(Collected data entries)

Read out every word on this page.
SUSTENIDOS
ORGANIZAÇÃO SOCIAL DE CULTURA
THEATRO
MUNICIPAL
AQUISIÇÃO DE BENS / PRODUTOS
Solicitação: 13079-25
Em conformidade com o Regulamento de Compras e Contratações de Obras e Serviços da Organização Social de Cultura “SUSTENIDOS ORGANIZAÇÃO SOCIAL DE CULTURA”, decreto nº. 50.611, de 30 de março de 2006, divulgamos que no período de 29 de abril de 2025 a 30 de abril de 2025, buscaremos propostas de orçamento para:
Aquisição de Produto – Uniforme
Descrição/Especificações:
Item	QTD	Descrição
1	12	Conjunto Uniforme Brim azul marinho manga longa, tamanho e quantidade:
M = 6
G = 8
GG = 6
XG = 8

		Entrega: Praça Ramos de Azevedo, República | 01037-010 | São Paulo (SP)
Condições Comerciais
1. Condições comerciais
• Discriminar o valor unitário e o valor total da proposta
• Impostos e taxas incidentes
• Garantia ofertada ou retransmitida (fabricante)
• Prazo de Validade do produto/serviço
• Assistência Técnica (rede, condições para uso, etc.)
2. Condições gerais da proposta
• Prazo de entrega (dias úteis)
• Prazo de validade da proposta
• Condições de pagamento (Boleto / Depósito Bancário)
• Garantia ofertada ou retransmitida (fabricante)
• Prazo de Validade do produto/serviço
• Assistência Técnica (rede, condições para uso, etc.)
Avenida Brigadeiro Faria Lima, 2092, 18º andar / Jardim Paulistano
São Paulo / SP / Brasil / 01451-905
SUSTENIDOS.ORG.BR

(Challenge): Write the complete data out, exactly as above.

(Finished answer):
Read out every word on this page.
SUSTENIDOS
ORGANIZAÇÃO SOCIAL DE CULTURA
THEATRO
MUNICIPAL
AQUISIÇÃO DE BENS / PRODUTOS
Solicitação: 13079-25
Em conformidade com o Regulamento de Compras e Contratações de Obras e Serviços da Organização Social de Cultura “SUSTENIDOS ORGANIZAÇÃO SOCIAL DE CULTURA”, decreto nº. 50.611, de 30 de março de 2006, divulgamos que no período de 29 de abril de 2025 a 30 de abril de 2025, buscaremos propostas de orçamento para:
Aquisição de Produto – Uniforme
Descrição/Especificações:
Item	QTD	Descrição
1	12	Conjunto Uniforme Brim azul marinho manga longa, tamanho e quantidade:
M = 6
G = 8
GG = 6
XG = 8

		Entrega: Praça Ramos de Azevedo, República | 01037-010 | São Paulo (SP)
Condições Comerciais
1. Condições comerciais
• Discriminar o valor unitário e o valor total da proposta
• Impostos e taxas incidentes
• Garantia ofertada ou retransmitida (fabricante)
• Prazo de Validade do produto/serviço
• Assistência Técnica (rede, condições para uso, etc.)
2. Condições gerais da proposta
• Prazo de entrega (dias úteis)
• Prazo de validade da proposta
• Condições de pagamento (Boleto / Depósito Bancário)
• Garantia ofertada ou retransmitida (fabricante)
• Prazo de Validade do produto/serviço
• Assistência Técnica (rede, condições para uso, etc.)
Avenida Brigadeiro Faria Lima, 2092, 18º andar / Jardim Paulistano
São Paulo / SP / Brasil / 01451-905
SUSTENIDOS.ORG.BR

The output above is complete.